## BEGIN

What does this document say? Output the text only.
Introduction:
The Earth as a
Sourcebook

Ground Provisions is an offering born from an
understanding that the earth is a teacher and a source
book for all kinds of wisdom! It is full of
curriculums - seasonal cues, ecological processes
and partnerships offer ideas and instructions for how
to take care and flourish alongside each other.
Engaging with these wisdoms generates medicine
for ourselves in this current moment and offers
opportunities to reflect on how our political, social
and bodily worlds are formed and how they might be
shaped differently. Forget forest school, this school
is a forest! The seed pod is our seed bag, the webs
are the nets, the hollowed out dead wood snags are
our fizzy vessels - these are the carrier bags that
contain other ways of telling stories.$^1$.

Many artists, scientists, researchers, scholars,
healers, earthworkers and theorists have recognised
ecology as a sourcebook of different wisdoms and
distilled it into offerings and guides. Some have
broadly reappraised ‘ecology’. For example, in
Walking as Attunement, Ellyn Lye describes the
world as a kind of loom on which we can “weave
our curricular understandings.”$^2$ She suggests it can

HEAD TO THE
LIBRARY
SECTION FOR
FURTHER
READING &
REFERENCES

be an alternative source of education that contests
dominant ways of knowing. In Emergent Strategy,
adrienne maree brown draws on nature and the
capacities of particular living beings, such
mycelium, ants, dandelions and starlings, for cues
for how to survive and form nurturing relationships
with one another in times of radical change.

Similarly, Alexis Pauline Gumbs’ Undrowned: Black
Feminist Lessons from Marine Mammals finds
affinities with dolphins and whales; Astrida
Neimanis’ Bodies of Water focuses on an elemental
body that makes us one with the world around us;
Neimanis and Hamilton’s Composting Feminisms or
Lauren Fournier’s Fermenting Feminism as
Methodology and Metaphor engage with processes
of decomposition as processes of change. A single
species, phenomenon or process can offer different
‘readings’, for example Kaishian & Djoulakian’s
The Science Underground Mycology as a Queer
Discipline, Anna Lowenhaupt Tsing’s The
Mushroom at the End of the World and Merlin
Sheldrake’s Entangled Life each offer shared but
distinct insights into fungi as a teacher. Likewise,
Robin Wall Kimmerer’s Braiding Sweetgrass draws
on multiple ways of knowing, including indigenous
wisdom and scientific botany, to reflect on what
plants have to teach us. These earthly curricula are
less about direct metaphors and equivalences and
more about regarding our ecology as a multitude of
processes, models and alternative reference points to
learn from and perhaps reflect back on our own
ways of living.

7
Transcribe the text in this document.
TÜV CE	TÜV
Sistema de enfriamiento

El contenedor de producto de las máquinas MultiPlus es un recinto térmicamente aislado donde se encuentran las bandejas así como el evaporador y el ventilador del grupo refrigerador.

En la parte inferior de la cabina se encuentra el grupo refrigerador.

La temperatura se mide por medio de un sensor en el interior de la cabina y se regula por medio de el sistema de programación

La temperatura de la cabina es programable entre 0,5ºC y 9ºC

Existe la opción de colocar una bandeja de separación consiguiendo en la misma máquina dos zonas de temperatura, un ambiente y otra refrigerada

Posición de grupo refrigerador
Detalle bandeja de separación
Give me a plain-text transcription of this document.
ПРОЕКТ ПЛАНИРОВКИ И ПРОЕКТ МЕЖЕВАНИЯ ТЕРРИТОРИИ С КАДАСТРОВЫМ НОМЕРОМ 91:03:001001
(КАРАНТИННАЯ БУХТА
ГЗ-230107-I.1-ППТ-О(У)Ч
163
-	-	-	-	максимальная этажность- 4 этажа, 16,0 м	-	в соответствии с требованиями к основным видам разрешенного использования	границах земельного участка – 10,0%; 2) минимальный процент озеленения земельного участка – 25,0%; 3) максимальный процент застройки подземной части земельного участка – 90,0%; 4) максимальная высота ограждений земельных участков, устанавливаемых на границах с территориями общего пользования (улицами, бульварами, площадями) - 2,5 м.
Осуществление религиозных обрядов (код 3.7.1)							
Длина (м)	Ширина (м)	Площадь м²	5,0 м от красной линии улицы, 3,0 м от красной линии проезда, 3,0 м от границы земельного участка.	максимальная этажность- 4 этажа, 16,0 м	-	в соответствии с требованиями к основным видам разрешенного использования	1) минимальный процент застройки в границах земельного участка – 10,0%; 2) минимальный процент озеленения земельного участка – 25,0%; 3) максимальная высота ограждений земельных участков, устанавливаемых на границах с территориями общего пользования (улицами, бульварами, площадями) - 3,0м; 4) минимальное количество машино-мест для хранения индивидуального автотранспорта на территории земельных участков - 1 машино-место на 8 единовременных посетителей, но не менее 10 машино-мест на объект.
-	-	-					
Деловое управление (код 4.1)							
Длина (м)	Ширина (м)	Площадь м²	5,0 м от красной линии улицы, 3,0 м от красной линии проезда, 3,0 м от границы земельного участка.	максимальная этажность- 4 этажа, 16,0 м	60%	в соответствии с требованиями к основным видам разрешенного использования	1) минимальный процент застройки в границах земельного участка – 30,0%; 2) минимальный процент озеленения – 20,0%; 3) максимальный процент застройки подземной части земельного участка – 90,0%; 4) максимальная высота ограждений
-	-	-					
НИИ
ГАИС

## END

### [Set task]
Check every line for "from" and show the ones that have it.

### [Complete output]
Ground Provisions is an offering born from an
Feminist Lessons from Marine Mammals finds
learn from and perhaps reflect back on our own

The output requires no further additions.